** PROBLEM **
Each line that holds the word "here" should be returned.

>> begin SUPPLIED RECORDS

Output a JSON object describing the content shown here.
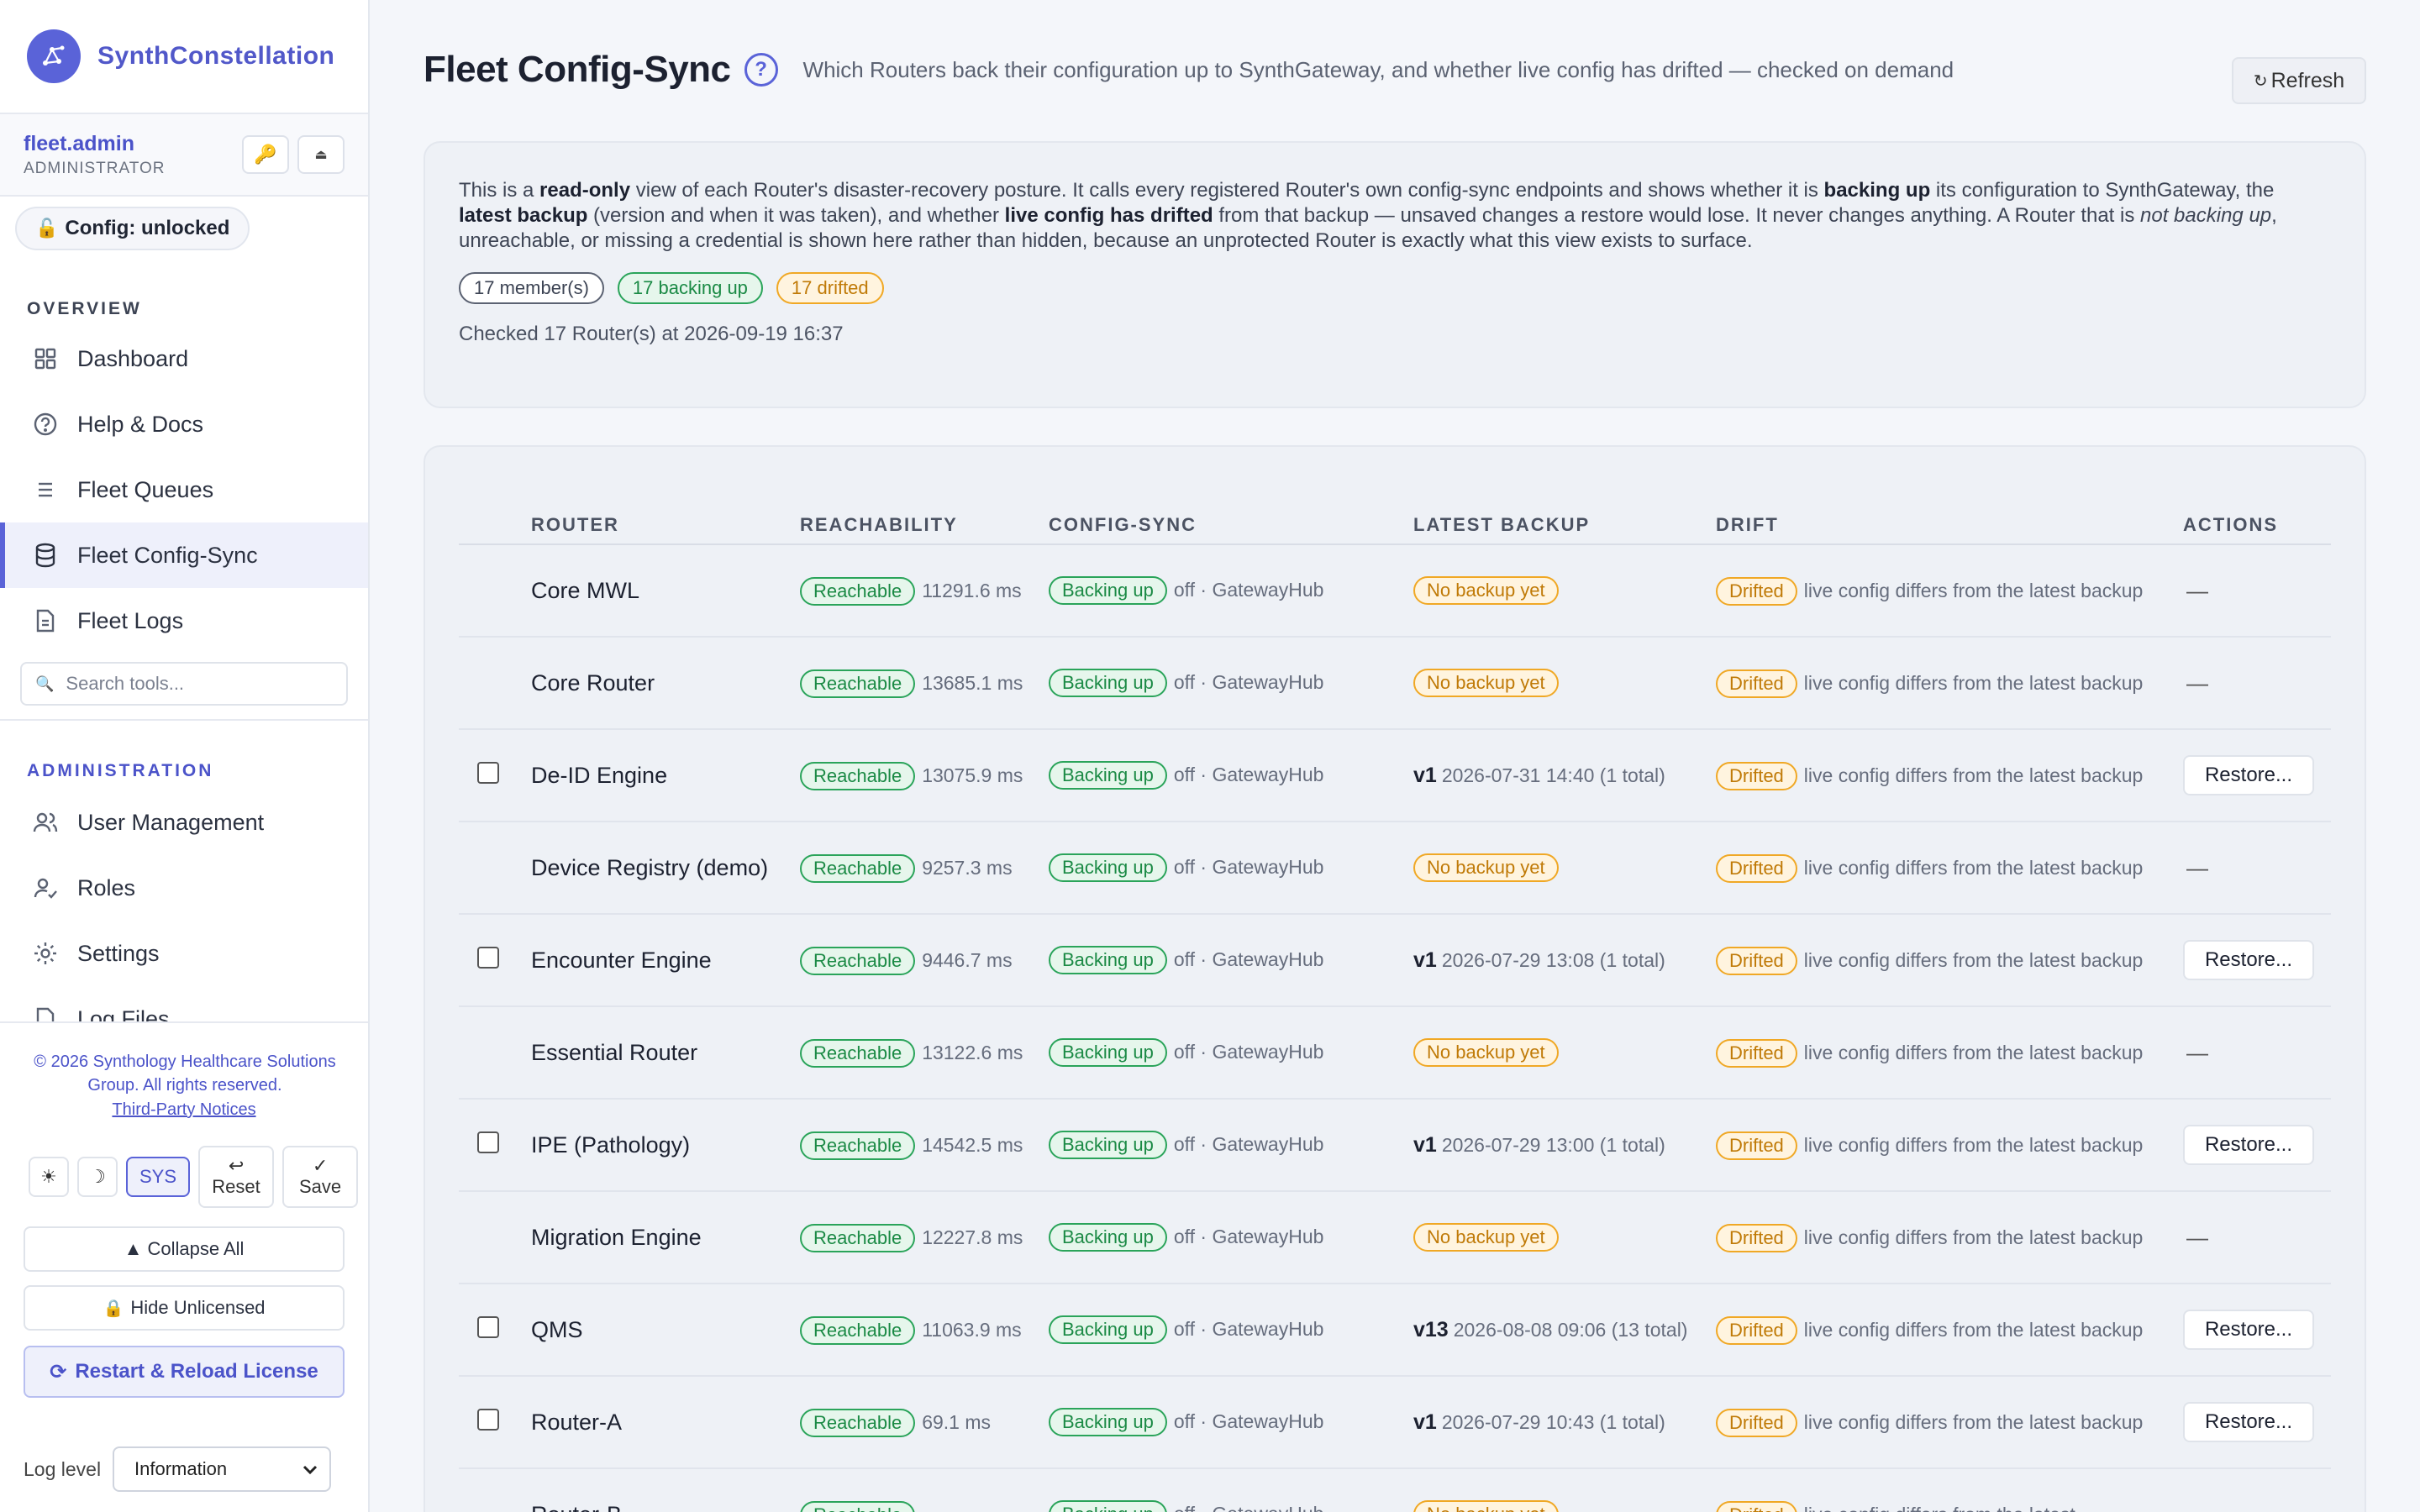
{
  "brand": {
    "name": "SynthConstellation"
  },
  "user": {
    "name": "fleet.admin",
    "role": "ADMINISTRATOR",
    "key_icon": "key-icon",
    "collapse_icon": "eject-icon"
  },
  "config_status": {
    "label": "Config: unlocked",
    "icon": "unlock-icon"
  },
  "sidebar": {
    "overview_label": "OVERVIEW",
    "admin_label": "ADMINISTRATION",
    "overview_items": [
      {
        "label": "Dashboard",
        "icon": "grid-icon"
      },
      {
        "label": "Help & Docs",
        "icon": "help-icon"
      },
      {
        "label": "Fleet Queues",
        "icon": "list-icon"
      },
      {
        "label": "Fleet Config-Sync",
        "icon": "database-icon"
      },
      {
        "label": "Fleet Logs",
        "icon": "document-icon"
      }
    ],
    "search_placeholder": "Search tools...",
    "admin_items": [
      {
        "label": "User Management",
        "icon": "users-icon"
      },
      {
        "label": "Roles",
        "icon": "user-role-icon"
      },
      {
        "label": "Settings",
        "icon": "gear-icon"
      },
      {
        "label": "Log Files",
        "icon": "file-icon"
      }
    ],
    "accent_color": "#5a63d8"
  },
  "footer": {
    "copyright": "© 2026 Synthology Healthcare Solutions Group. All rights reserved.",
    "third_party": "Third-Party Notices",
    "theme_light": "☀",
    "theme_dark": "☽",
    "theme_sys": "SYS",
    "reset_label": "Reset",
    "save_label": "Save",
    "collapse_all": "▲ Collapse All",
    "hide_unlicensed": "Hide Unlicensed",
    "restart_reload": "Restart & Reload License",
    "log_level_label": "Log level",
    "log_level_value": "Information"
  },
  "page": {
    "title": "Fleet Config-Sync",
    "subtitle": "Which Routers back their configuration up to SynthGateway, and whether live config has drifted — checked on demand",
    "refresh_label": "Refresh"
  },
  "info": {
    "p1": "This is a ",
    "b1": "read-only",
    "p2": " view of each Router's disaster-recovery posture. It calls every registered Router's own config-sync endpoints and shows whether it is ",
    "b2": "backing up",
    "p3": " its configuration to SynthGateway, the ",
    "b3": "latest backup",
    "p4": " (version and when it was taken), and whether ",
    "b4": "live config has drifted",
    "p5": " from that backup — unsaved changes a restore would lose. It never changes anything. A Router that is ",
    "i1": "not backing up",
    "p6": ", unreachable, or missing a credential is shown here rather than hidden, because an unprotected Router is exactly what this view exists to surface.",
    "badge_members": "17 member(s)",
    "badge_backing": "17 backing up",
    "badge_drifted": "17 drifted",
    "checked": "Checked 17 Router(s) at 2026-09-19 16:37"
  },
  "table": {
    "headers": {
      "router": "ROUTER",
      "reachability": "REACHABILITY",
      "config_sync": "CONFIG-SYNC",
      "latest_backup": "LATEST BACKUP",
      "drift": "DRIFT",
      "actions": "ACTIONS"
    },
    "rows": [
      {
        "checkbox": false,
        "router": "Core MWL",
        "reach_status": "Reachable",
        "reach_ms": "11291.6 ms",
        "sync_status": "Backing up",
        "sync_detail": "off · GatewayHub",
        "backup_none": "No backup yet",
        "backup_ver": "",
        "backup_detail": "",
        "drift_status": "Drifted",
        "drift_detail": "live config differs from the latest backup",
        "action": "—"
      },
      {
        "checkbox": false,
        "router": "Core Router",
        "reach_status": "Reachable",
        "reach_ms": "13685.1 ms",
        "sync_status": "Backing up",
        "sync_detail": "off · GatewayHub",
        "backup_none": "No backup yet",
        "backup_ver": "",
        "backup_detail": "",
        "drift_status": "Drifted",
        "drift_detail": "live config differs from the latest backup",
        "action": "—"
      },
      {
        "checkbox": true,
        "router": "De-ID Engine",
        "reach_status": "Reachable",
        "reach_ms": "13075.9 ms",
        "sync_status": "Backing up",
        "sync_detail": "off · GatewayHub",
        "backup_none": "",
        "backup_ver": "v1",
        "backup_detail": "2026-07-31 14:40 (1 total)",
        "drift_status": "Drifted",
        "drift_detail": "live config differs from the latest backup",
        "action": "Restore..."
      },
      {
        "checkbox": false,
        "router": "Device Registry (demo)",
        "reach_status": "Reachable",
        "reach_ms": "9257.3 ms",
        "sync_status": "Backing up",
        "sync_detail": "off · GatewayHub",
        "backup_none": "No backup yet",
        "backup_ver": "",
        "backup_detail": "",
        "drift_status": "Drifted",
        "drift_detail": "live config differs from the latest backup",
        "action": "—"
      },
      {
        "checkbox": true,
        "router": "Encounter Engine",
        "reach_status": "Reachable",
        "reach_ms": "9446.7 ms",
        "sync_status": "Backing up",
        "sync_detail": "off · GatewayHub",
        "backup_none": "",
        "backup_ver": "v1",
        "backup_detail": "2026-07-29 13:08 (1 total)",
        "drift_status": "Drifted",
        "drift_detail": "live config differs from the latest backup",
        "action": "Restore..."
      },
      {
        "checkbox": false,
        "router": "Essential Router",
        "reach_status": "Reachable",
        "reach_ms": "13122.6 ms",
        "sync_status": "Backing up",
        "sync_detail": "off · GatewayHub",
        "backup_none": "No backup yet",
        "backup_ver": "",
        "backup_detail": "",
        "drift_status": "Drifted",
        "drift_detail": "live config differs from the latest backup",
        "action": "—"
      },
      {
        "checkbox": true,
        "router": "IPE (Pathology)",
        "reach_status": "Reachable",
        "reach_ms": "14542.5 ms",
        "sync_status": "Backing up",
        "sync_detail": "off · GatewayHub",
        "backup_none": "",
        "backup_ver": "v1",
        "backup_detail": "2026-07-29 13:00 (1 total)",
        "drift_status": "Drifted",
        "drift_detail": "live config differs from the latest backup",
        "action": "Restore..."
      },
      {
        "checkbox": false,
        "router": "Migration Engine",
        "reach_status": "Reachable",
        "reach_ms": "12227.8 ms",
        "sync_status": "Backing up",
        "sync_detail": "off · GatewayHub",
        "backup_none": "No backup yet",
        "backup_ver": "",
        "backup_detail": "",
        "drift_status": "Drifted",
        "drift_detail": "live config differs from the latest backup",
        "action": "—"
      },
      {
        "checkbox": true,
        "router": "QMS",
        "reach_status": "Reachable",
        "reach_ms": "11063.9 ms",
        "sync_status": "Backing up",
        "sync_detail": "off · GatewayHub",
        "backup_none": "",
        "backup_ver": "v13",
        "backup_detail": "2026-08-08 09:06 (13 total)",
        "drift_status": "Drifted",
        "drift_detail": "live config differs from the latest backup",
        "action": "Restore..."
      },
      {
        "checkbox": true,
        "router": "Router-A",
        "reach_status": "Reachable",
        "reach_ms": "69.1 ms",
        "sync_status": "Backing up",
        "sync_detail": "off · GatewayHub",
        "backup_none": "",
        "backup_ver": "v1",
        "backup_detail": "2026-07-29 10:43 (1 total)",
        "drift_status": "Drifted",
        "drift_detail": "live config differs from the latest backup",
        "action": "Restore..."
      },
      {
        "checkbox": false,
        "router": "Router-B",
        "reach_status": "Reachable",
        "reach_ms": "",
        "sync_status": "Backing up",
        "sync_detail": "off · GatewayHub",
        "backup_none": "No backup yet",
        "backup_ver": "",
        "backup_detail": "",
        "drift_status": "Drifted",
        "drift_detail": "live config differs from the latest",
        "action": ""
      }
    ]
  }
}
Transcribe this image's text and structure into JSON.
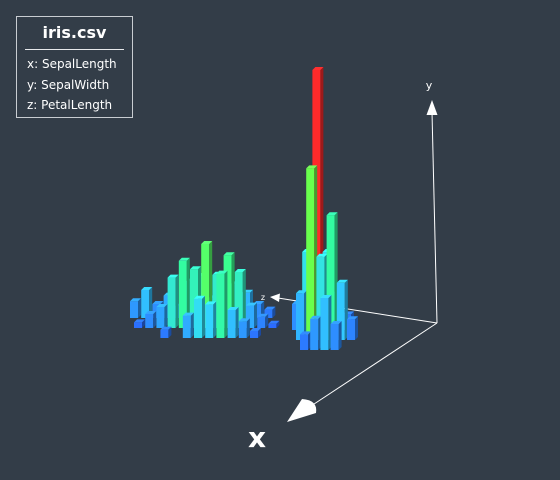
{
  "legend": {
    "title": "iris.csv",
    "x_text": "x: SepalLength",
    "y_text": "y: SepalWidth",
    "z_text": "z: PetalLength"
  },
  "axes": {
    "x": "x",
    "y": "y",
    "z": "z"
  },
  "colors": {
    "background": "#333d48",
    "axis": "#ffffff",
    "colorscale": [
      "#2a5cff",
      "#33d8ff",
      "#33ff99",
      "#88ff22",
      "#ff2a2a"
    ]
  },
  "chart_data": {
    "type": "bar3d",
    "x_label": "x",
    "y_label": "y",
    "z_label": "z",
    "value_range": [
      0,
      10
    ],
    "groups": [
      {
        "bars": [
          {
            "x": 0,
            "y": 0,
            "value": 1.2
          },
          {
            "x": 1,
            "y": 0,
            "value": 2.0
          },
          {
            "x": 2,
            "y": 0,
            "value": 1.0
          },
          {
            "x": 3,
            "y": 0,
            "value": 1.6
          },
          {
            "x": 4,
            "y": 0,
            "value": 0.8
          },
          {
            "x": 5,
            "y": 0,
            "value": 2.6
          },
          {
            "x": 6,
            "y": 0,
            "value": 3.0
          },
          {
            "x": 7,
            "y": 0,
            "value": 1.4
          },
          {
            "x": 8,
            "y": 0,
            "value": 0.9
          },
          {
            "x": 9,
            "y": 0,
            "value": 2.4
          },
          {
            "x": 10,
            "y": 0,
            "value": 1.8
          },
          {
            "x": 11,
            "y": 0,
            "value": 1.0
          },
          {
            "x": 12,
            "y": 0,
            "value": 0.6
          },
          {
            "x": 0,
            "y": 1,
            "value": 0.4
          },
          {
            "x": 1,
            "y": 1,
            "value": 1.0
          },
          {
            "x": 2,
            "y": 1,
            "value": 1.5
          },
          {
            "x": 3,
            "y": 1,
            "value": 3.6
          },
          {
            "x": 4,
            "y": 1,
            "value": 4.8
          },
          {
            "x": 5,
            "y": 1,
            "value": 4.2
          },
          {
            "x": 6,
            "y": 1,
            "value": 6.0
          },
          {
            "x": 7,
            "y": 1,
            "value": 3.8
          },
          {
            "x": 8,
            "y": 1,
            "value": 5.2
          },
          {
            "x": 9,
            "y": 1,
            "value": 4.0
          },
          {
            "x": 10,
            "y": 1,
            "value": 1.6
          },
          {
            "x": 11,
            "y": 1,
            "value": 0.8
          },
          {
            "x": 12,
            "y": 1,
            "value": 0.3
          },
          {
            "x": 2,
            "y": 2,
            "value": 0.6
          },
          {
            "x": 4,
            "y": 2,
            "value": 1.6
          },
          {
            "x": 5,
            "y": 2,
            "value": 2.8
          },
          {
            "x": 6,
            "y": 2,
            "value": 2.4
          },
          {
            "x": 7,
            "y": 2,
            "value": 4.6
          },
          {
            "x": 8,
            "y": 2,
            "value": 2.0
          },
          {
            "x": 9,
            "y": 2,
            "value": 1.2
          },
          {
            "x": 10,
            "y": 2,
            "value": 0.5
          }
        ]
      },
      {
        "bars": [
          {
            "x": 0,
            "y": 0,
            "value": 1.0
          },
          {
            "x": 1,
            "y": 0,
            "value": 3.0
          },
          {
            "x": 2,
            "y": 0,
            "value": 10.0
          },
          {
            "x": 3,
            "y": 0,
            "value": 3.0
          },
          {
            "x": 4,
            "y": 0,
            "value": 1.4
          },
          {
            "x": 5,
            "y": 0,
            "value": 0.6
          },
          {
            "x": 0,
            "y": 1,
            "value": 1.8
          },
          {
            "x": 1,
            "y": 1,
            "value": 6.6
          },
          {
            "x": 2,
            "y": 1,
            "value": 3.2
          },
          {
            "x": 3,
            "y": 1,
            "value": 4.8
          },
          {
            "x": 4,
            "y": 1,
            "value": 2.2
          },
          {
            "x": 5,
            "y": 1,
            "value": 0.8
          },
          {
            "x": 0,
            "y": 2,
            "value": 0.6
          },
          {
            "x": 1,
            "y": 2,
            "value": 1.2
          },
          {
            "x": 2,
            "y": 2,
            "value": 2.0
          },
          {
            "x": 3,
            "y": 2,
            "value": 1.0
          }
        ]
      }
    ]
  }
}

>> end SUPPLIED RECORDS

** TASK RESULT **
Output a JSON object describing the content shown here.
    "p6": ", unreachable, or missing a credential is shown here rather than hidden, because an unprotected Router is exactly what this view exists to surface.",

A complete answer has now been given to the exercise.